Task to carry out: Copy the data below exactly.

┄┄┄┄┄┄

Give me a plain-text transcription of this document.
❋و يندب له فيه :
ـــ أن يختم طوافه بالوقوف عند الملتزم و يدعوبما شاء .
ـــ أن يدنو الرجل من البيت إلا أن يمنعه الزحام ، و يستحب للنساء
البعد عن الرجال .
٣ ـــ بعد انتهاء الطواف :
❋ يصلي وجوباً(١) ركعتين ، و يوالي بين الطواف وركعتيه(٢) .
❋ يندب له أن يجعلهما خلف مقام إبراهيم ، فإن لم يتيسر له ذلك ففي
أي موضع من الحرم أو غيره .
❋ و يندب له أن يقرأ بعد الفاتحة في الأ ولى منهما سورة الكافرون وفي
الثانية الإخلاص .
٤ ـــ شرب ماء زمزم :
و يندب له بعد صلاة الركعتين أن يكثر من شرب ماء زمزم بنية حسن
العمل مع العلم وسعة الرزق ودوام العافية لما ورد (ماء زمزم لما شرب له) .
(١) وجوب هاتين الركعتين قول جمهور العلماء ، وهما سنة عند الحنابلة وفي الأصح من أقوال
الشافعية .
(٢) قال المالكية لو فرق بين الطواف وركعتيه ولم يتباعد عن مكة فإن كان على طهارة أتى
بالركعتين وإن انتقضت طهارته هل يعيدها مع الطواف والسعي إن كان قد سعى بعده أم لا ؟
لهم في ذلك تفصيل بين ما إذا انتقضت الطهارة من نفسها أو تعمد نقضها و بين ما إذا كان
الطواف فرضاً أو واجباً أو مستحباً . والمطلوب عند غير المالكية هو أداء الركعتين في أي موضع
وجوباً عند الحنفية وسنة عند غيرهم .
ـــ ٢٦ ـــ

┄┄┄┄┄┄

Answer for the task:
Give me a plain-text transcription of this document.
❋و يندب له فيه :
ـــ أن يختم طوافه بالوقوف عند الملتزم و يدعوبما شاء .
ـــ أن يدنو الرجل من البيت إلا أن يمنعه الزحام ، و يستحب للنساء
البعد عن الرجال .
٣ ـــ بعد انتهاء الطواف :
❋ يصلي وجوباً(١) ركعتين ، و يوالي بين الطواف وركعتيه(٢) .
❋ يندب له أن يجعلهما خلف مقام إبراهيم ، فإن لم يتيسر له ذلك ففي
أي موضع من الحرم أو غيره .
❋ و يندب له أن يقرأ بعد الفاتحة في الأ ولى منهما سورة الكافرون وفي
الثانية الإخلاص .
٤ ـــ شرب ماء زمزم :
و يندب له بعد صلاة الركعتين أن يكثر من شرب ماء زمزم بنية حسن
العمل مع العلم وسعة الرزق ودوام العافية لما ورد (ماء زمزم لما شرب له) .
(١) وجوب هاتين الركعتين قول جمهور العلماء ، وهما سنة عند الحنابلة وفي الأصح من أقوال
الشافعية .
(٢) قال المالكية لو فرق بين الطواف وركعتيه ولم يتباعد عن مكة فإن كان على طهارة أتى
بالركعتين وإن انتقضت طهارته هل يعيدها مع الطواف والسعي إن كان قد سعى بعده أم لا ؟
لهم في ذلك تفصيل بين ما إذا انتقضت الطهارة من نفسها أو تعمد نقضها و بين ما إذا كان
الطواف فرضاً أو واجباً أو مستحباً . والمطلوب عند غير المالكية هو أداء الركعتين في أي موضع
وجوباً عند الحنفية وسنة عند غيرهم .
ـــ ٢٦ ـــ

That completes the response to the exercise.